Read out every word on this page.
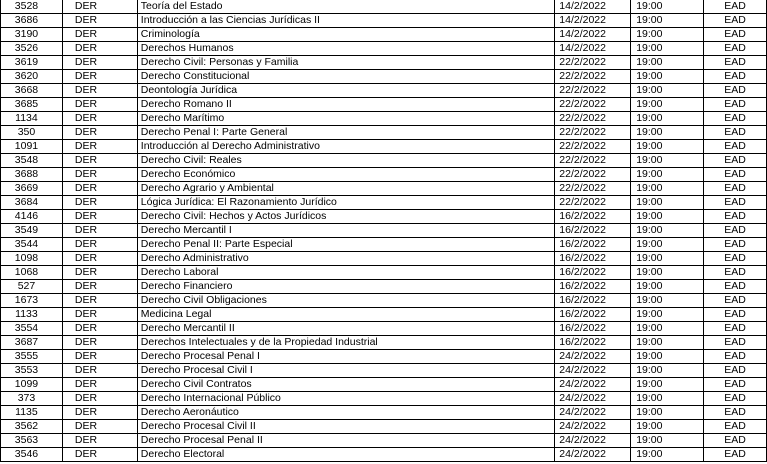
3528	DER	Teoría del Estado	14/2/2022	19:00	EAD
3686	DER	Introducción a las Ciencias Jurídicas II	14/2/2022	19:00	EAD
3190	DER	Criminología	14/2/2022	19:00	EAD
3526	DER	Derechos Humanos	14/2/2022	19:00	EAD
3619	DER	Derecho Civil: Personas y Familia	22/2/2022	19:00	EAD
3620	DER	Derecho Constitucional	22/2/2022	19:00	EAD
3668	DER	Deontología Jurídica	22/2/2022	19:00	EAD
3685	DER	Derecho Romano II	22/2/2022	19:00	EAD
1134	DER	Derecho Marítimo	22/2/2022	19:00	EAD
350	DER	Derecho Penal I: Parte General	22/2/2022	19:00	EAD
1091	DER	Introducción al Derecho Administrativo	22/2/2022	19:00	EAD
3548	DER	Derecho Civil: Reales	22/2/2022	19:00	EAD
3688	DER	Derecho Económico	22/2/2022	19:00	EAD
3669	DER	Derecho Agrario y Ambiental	22/2/2022	19:00	EAD
3684	DER	Lógica Jurídica: El Razonamiento Jurídico	22/2/2022	19:00	EAD
4146	DER	Derecho Civil: Hechos y Actos Jurídicos	16/2/2022	19:00	EAD
3549	DER	Derecho Mercantil I	16/2/2022	19:00	EAD
3544	DER	Derecho Penal II: Parte Especial	16/2/2022	19:00	EAD
1098	DER	Derecho Administrativo	16/2/2022	19:00	EAD
1068	DER	Derecho Laboral	16/2/2022	19:00	EAD
527	DER	Derecho Financiero	16/2/2022	19:00	EAD
1673	DER	Derecho Civil Obligaciones	16/2/2022	19:00	EAD
1133	DER	Medicina Legal	16/2/2022	19:00	EAD
3554	DER	Derecho Mercantil II	16/2/2022	19:00	EAD
3687	DER	Derechos Intelectuales y de la Propiedad Industrial	16/2/2022	19:00	EAD
3555	DER	Derecho Procesal Penal I	24/2/2022	19:00	EAD
3553	DER	Derecho Procesal Civil I	24/2/2022	19:00	EAD
1099	DER	Derecho Civil Contratos	24/2/2022	19:00	EAD
373	DER	Derecho Internacional Público	24/2/2022	19:00	EAD
1135	DER	Derecho Aeronáutico	24/2/2022	19:00	EAD
3562	DER	Derecho Procesal Civil II	24/2/2022	19:00	EAD
3563	DER	Derecho Procesal Penal II	24/2/2022	19:00	EAD
3546	DER	Derecho Electoral	24/2/2022	19:00	EAD
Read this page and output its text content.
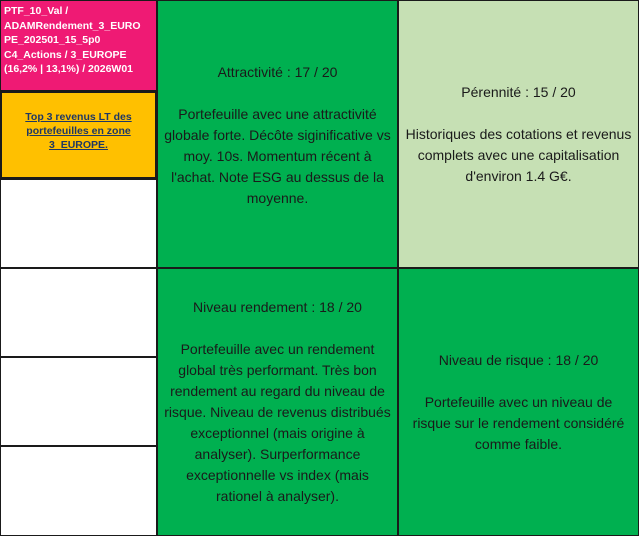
PTF_10_Val /
ADAMRendement_3_EURO
PE_202501_15_5p0
C4_Actions / 3_EUROPE
(16,2% | 13,1%) / 2026W01
Top 3 revenus LT des portefeuilles en zone 3_EUROPE.
Attractivité : 17 / 20
Portefeuille avec une attractivité globale forte. Décôte siginificative vs moy. 10s. Momentum récent à l'achat. Note ESG au dessus de la moyenne.
Pérennité : 15 / 20
Historiques des cotations et revenus complets avec une capitalisation d'environ 1.4 G€.
Niveau rendement : 18 / 20
Portefeuille avec un rendement global très performant. Très bon rendement au regard du niveau de risque. Niveau de revenus distribués exceptionnel (mais origine à analyser). Surperformance exceptionnelle vs index (mais rationel à analyser).
Niveau de risque : 18 / 20
Portefeuille avec un niveau de risque sur le rendement considéré comme faible.
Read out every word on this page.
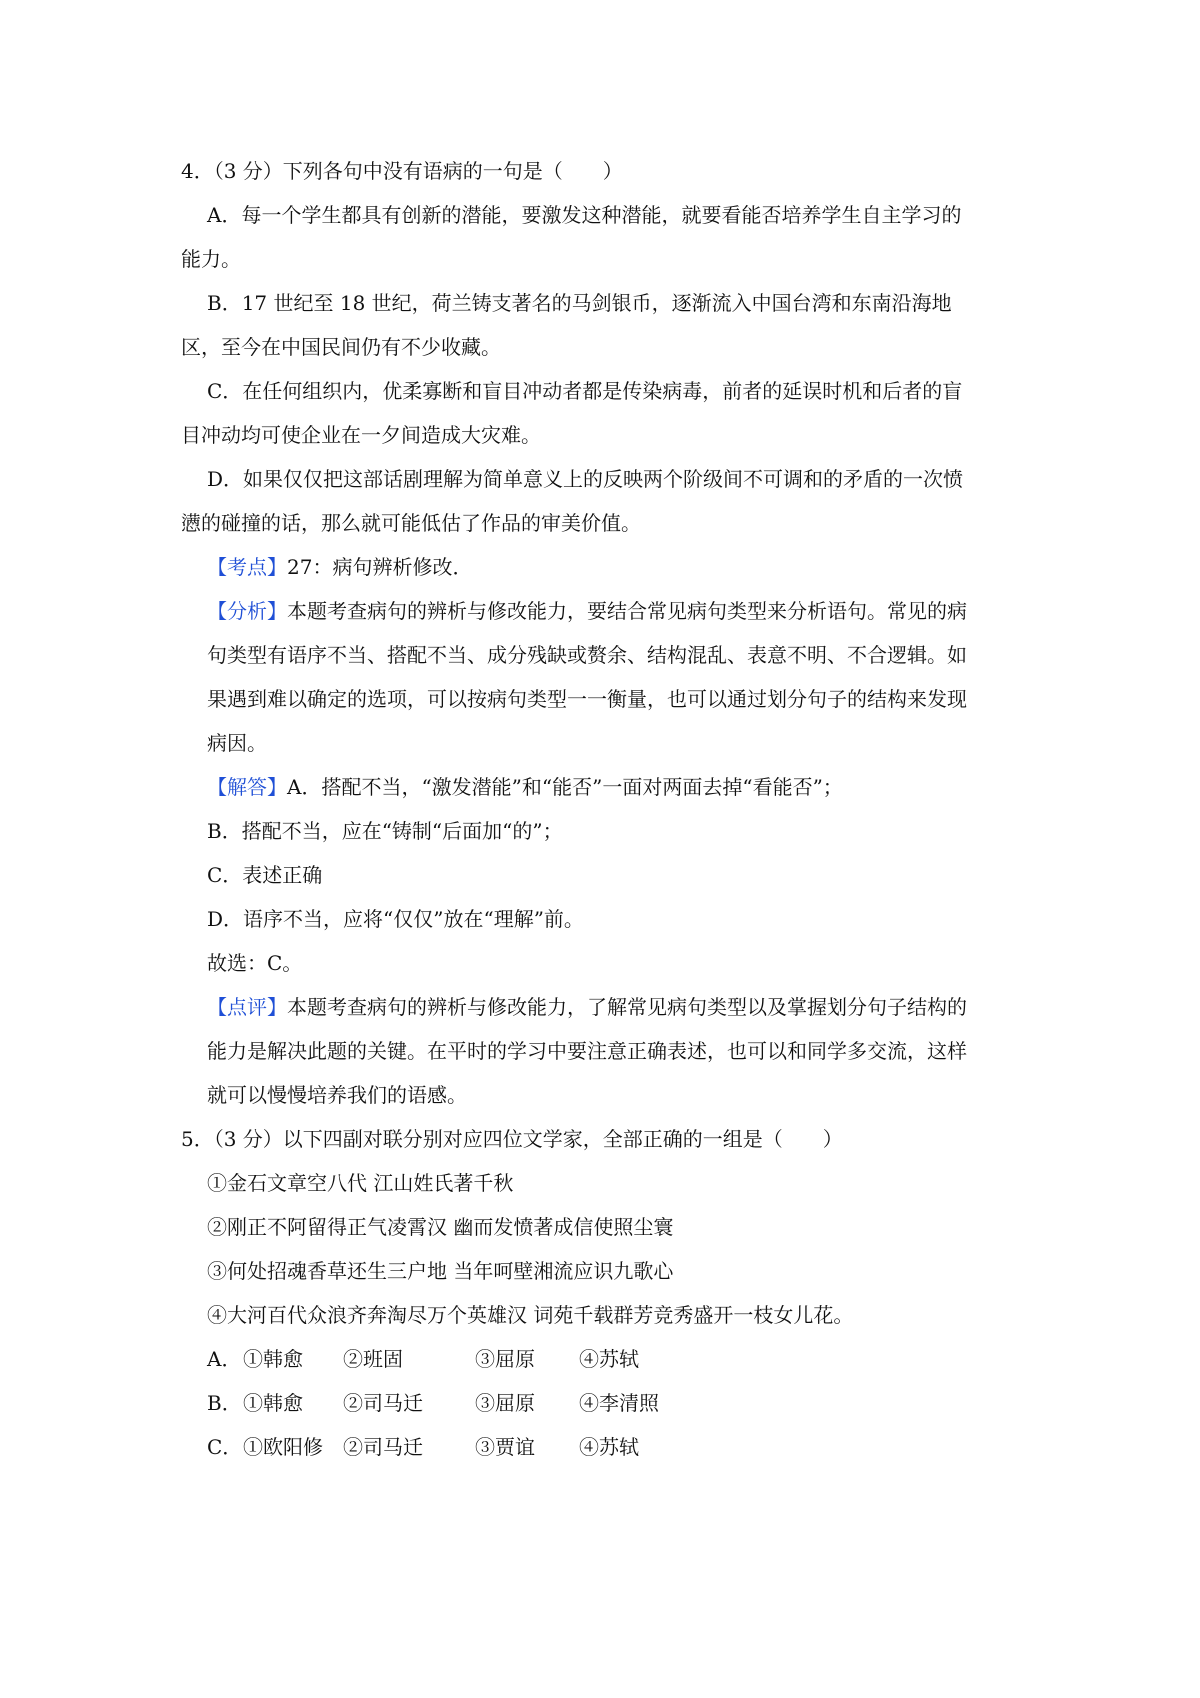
4．（3 分）下列各句中没有语病的一句是（　　）
A．每一个学生都具有创新的潜能，要激发这种潜能，就要看能否培养学生自主学习的
能力。
B．17 世纪至 18 世纪，荷兰铸支著名的马剑银币，逐渐流入中国台湾和东南沿海地
区，至今在中国民间仍有不少收藏。
C．在任何组织内，优柔寡断和盲目冲动者都是传染病毒，前者的延误时机和后者的盲
目冲动均可使企业在一夕间造成大灾难。
D．如果仅仅把这部话剧理解为简单意义上的反映两个阶级间不可调和的矛盾的一次愤
懑的碰撞的话，那么就可能低估了作品的审美价值。
【考点】27：病句辨析修改．
【分析】本题考查病句的辨析与修改能力，要结合常见病句类型来分析语句。常见的病
句类型有语序不当、搭配不当、成分残缺或赘余、结构混乱、表意不明、不合逻辑。如
果遇到难以确定的选项，可以按病句类型一一衡量，也可以通过划分句子的结构来发现
病因。
【解答】A．搭配不当，“激发潜能”和“能否”一面对两面去掉“看能否”；
B．搭配不当，应在“铸制“后面加“的”；
C．表述正确
D．语序不当，应将“仅仅”放在“理解”前。
故选：C。
【点评】本题考查病句的辨析与修改能力，了解常见病句类型以及掌握划分句子结构的
能力是解决此题的关键。在平时的学习中要注意正确表述，也可以和同学多交流，这样
就可以慢慢培养我们的语感。
5．（3 分）以下四副对联分别对应四位文学家，全部正确的一组是（　　）
①金石文章空八代 江山姓氏著千秋
②刚正不阿留得正气凌霄汉 幽而发愤著成信使照尘寰
③何处招魂香草还生三户地 当年呵壁湘流应识九歌心
④大河百代众浪齐奔淘尽万个英雄汉 词苑千载群芳竞秀盛开一枝女儿花。
A．①韩愈 ②班固	③屈原 ④苏轼
B．①韩愈 ②司马迁	③屈原 ④李清照
C．①欧阳修 ②司马迁	③贾谊 ④苏轼
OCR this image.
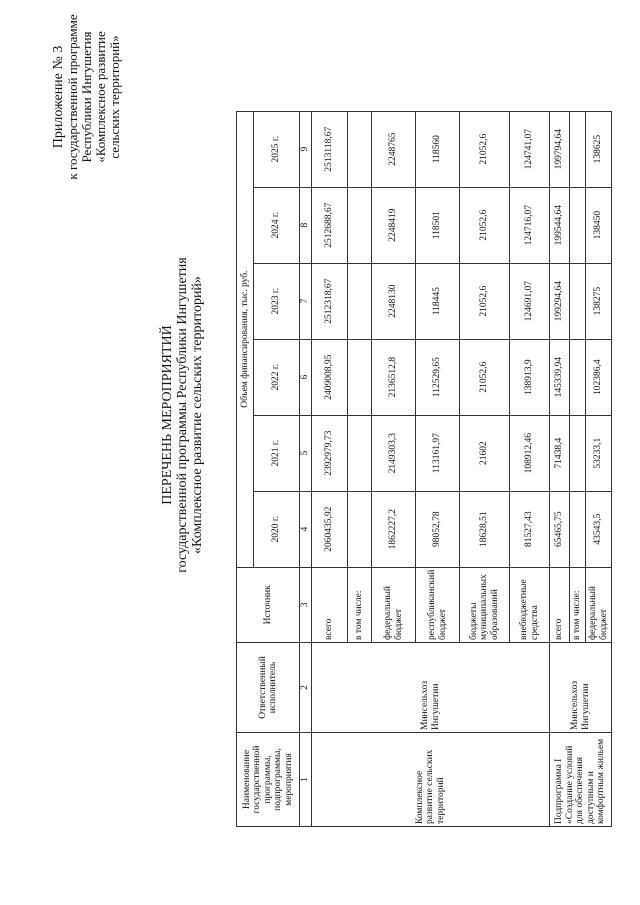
Приложение № 3 к государственной программе Республики Ингушетия «Комплексное развитие сельских территорий»
ПЕРЕЧЕНЬ МЕРОПРИЯТИЙ государственной программы Республики Ингушетия «Комплексное развитие сельских территорий»
Наименование государственной программы, подпрограммы, мероприятия	Ответственный исполнитель	Источник	Объем финансирования, тыс. руб.					
			2020 г.	2021 г.	2022 г.	2023 г.	2024 г.	2025 г.
1	2	3	4	5	6	7	8	9
Комплексное развитие сельских территорий	Минсельхоз Ингушетии	всего	2060435,92	2392979,73	2409008,95	2512318,67	2512688,67	2513118,67
		в том числе:						
		федеральный бюджет	1862227,2	2149303,3	2136512,8	2248130	2248419	2248765
		республиканский бюджет	98052,78	113161,97	112529,65	118445	118501	118560
		бюджеты муниципальных образований	18628,51	21602	21052,6	21052,6	21052,6	21052,6
		внебюджетные средства	81527,43	108912,46	138913,9	124691,07	124716,07	124741,07
Подпрограмма I «Создание условий для обеспечения доступным и комфортным жильем	Минсельхоз Ингушетии	всего	65465,75	71438,4	145339,94	199294,64	199544,64	199794,64
		в том числе:						
		федеральный бюджет	43543,5	53233,1	102386,4	138275	138450	138625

----

Without including the pictures, return each record above exactly as it stands.

Correct answer
Read out every word on this page.
3528	DER	Teoría del Estado	14/2/2022	19:00	EAD
3686	DER	Introducción a las Ciencias Jurídicas II	14/2/2022	19:00	EAD
3190	DER	Criminología	14/2/2022	19:00	EAD
3526	DER	Derechos Humanos	14/2/2022	19:00	EAD
3619	DER	Derecho Civil: Personas y Familia	22/2/2022	19:00	EAD
3620	DER	Derecho Constitucional	22/2/2022	19:00	EAD
3668	DER	Deontología Jurídica	22/2/2022	19:00	EAD
3685	DER	Derecho Romano II	22/2/2022	19:00	EAD
1134	DER	Derecho Marítimo	22/2/2022	19:00	EAD
350	DER	Derecho Penal I: Parte General	22/2/2022	19:00	EAD
1091	DER	Introducción al Derecho Administrativo	22/2/2022	19:00	EAD
3548	DER	Derecho Civil: Reales	22/2/2022	19:00	EAD
3688	DER	Derecho Económico	22/2/2022	19:00	EAD
3669	DER	Derecho Agrario y Ambiental	22/2/2022	19:00	EAD
3684	DER	Lógica Jurídica: El Razonamiento Jurídico	22/2/2022	19:00	EAD
4146	DER	Derecho Civil: Hechos y Actos Jurídicos	16/2/2022	19:00	EAD
3549	DER	Derecho Mercantil I	16/2/2022	19:00	EAD
3544	DER	Derecho Penal II: Parte Especial	16/2/2022	19:00	EAD
1098	DER	Derecho Administrativo	16/2/2022	19:00	EAD
1068	DER	Derecho Laboral	16/2/2022	19:00	EAD
527	DER	Derecho Financiero	16/2/2022	19:00	EAD
1673	DER	Derecho Civil Obligaciones	16/2/2022	19:00	EAD
1133	DER	Medicina Legal	16/2/2022	19:00	EAD
3554	DER	Derecho Mercantil II	16/2/2022	19:00	EAD
3687	DER	Derechos Intelectuales y de la Propiedad Industrial	16/2/2022	19:00	EAD
3555	DER	Derecho Procesal Penal I	24/2/2022	19:00	EAD
3553	DER	Derecho Procesal Civil I	24/2/2022	19:00	EAD
1099	DER	Derecho Civil Contratos	24/2/2022	19:00	EAD
373	DER	Derecho Internacional Público	24/2/2022	19:00	EAD
1135	DER	Derecho Aeronáutico	24/2/2022	19:00	EAD
3562	DER	Derecho Procesal Civil II	24/2/2022	19:00	EAD
3563	DER	Derecho Procesal Penal II	24/2/2022	19:00	EAD
3546	DER	Derecho Electoral	24/2/2022	19:00	EAD
Read this page and output its text content.
PTF_10_Val /
ADAMRendement_3_EURO
PE_202501_15_5p0
C4_Actions / 3_EUROPE
(16,2% | 13,1%) / 2026W01
Top 3 revenus LT des portefeuilles en zone 3_EUROPE.
Attractivité : 17 / 20
Portefeuille avec une attractivité globale forte. Décôte siginificative vs moy. 10s. Momentum récent à l'achat. Note ESG au dessus de la moyenne.
Pérennité : 15 / 20
Historiques des cotations et revenus complets avec une capitalisation d'environ 1.4 G€.
Niveau rendement : 18 / 20
Portefeuille avec un rendement global très performant. Très bon rendement au regard du niveau de risque. Niveau de revenus distribués exceptionnel (mais origine à analyser). Surperformance exceptionnelle vs index (mais rationel à analyser).
Niveau de risque : 18 / 20
Portefeuille avec un niveau de risque sur le rendement considéré comme faible.
Read out every word on this page.
4．（3 分）下列各句中没有语病的一句是（　　）
A．每一个学生都具有创新的潜能，要激发这种潜能，就要看能否培养学生自主学习的
能力。
B．17 世纪至 18 世纪，荷兰铸支著名的马剑银币，逐渐流入中国台湾和东南沿海地
区，至今在中国民间仍有不少收藏。
C．在任何组织内，优柔寡断和盲目冲动者都是传染病毒，前者的延误时机和后者的盲
目冲动均可使企业在一夕间造成大灾难。
D．如果仅仅把这部话剧理解为简单意义上的反映两个阶级间不可调和的矛盾的一次愤
懑的碰撞的话，那么就可能低估了作品的审美价值。
【考点】27：病句辨析修改．
【分析】本题考查病句的辨析与修改能力，要结合常见病句类型来分析语句。常见的病
句类型有语序不当、搭配不当、成分残缺或赘余、结构混乱、表意不明、不合逻辑。如
果遇到难以确定的选项，可以按病句类型一一衡量，也可以通过划分句子的结构来发现
病因。
【解答】A．搭配不当，“激发潜能”和“能否”一面对两面去掉“看能否”；
B．搭配不当，应在“铸制“后面加“的”；
C．表述正确
D．语序不当，应将“仅仅”放在“理解”前。
故选：C。
【点评】本题考查病句的辨析与修改能力，了解常见病句类型以及掌握划分句子结构的
能力是解决此题的关键。在平时的学习中要注意正确表述，也可以和同学多交流，这样
就可以慢慢培养我们的语感。
5．（3 分）以下四副对联分别对应四位文学家，全部正确的一组是（　　）
①金石文章空八代 江山姓氏著千秋
②刚正不阿留得正气凌霄汉 幽而发愤著成信使照尘寰
③何处招魂香草还生三户地 当年呵壁湘流应识九歌心
④大河百代众浪齐奔淘尽万个英雄汉 词苑千载群芳竞秀盛开一枝女儿花。
A．①韩愈 ②班固	③屈原 ④苏轼
B．①韩愈 ②司马迁	③屈原 ④李清照
C．①欧阳修 ②司马迁	③贾谊 ④苏轼
OCR this image.
Приложение № 3 к государственной программе Республики Ингушетия «Комплексное развитие сельских территорий»
ПЕРЕЧЕНЬ МЕРОПРИЯТИЙ государственной программы Республики Ингушетия «Комплексное развитие сельских территорий»
Наименование государственной программы, подпрограммы, мероприятия	Ответственный исполнитель	Источник	Объем финансирования, тыс. руб.					
			2020 г.	2021 г.	2022 г.	2023 г.	2024 г.	2025 г.
1	2	3	4	5	6	7	8	9
Комплексное развитие сельских территорий	Минсельхоз Ингушетии	всего	2060435,92	2392979,73	2409008,95	2512318,67	2512688,67	2513118,67
		в том числе:						
		федеральный бюджет	1862227,2	2149303,3	2136512,8	2248130	2248419	2248765
		республиканский бюджет	98052,78	113161,97	112529,65	118445	118501	118560
		бюджеты муниципальных образований	18628,51	21602	21052,6	21052,6	21052,6	21052,6
		внебюджетные средства	81527,43	108912,46	138913,9	124691,07	124716,07	124741,07
Подпрограмма I «Создание условий для обеспечения доступным и комфортным жильем	Минсельхоз Ингушетии	всего	65465,75	71438,4	145339,94	199294,64	199544,64	199794,64
		в том числе:						
		федеральный бюджет	43543,5	53233,1	102386,4	138275	138450	138625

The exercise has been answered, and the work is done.